**Records in a dataset:**
· · · ·

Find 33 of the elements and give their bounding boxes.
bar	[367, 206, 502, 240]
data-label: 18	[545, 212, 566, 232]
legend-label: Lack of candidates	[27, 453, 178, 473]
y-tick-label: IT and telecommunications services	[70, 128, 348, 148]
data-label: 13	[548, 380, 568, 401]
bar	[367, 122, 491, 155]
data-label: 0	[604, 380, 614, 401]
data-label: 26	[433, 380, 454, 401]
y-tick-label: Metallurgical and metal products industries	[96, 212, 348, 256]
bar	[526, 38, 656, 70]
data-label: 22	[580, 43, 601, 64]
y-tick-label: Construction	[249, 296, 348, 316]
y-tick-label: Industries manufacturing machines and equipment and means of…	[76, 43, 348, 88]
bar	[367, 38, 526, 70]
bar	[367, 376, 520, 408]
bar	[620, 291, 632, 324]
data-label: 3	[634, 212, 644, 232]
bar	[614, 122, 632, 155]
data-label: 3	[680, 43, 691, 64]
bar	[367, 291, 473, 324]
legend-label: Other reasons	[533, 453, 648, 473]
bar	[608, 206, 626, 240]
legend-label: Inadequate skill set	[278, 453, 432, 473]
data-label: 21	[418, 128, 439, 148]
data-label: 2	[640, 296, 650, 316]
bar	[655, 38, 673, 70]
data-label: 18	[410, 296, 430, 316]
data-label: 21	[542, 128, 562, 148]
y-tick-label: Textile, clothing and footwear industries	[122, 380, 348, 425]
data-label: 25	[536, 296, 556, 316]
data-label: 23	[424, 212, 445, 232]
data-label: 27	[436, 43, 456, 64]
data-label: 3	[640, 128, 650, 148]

· · · ·

**WHAT YOU SHOULD DO:** Give every line of the records above as a JSON list of strings, one string per line, leaving out blank lines.

**FULL SOLUTION:**
[
  "Find 33 of the elements and give their bounding boxes.",
  "bar\t[367, 206, 502, 240]",
  "data-label: 18\t[545, 212, 566, 232]",
  "legend-label: Lack of candidates\t[27, 453, 178, 473]",
  "y-tick-label: IT and telecommunications services\t[70, 128, 348, 148]",
  "data-label: 13\t[548, 380, 568, 401]",
  "bar\t[367, 122, 491, 155]",
  "data-label: 0\t[604, 380, 614, 401]",
  "data-label: 26\t[433, 380, 454, 401]",
  "y-tick-label: Metallurgical and metal products industries\t[96, 212, 348, 256]",
  "bar\t[526, 38, 656, 70]",
  "data-label: 22\t[580, 43, 601, 64]",
  "y-tick-label: Construction\t[249, 296, 348, 316]",
  "y-tick-label: Industries manufacturing machines and equipment and means of…\t[76, 43, 348, 88]",
  "bar\t[367, 38, 526, 70]",
  "bar\t[367, 376, 520, 408]",
  "bar\t[620, 291, 632, 324]",
  "data-label: 3\t[634, 212, 644, 232]",
  "bar\t[614, 122, 632, 155]",
  "data-label: 3\t[680, 43, 691, 64]",
  "bar\t[367, 291, 473, 324]",
  "legend-label: Other reasons\t[533, 453, 648, 473]",
  "bar\t[608, 206, 626, 240]",
  "legend-label: Inadequate skill set\t[278, 453, 432, 473]",
  "data-label: 21\t[418, 128, 439, 148]",
  "data-label: 2\t[640, 296, 650, 316]",
  "bar\t[655, 38, 673, 70]",
  "data-label: 18\t[410, 296, 430, 316]",
  "data-label: 21\t[542, 128, 562, 148]",
  "y-tick-label: Textile, clothing and footwear industries\t[122, 380, 348, 425]",
  "data-label: 25\t[536, 296, 556, 316]",
  "data-label: 23\t[424, 212, 445, 232]",
  "data-label: 27\t[436, 43, 456, 64]",
  "data-label: 3\t[640, 128, 650, 148]"
]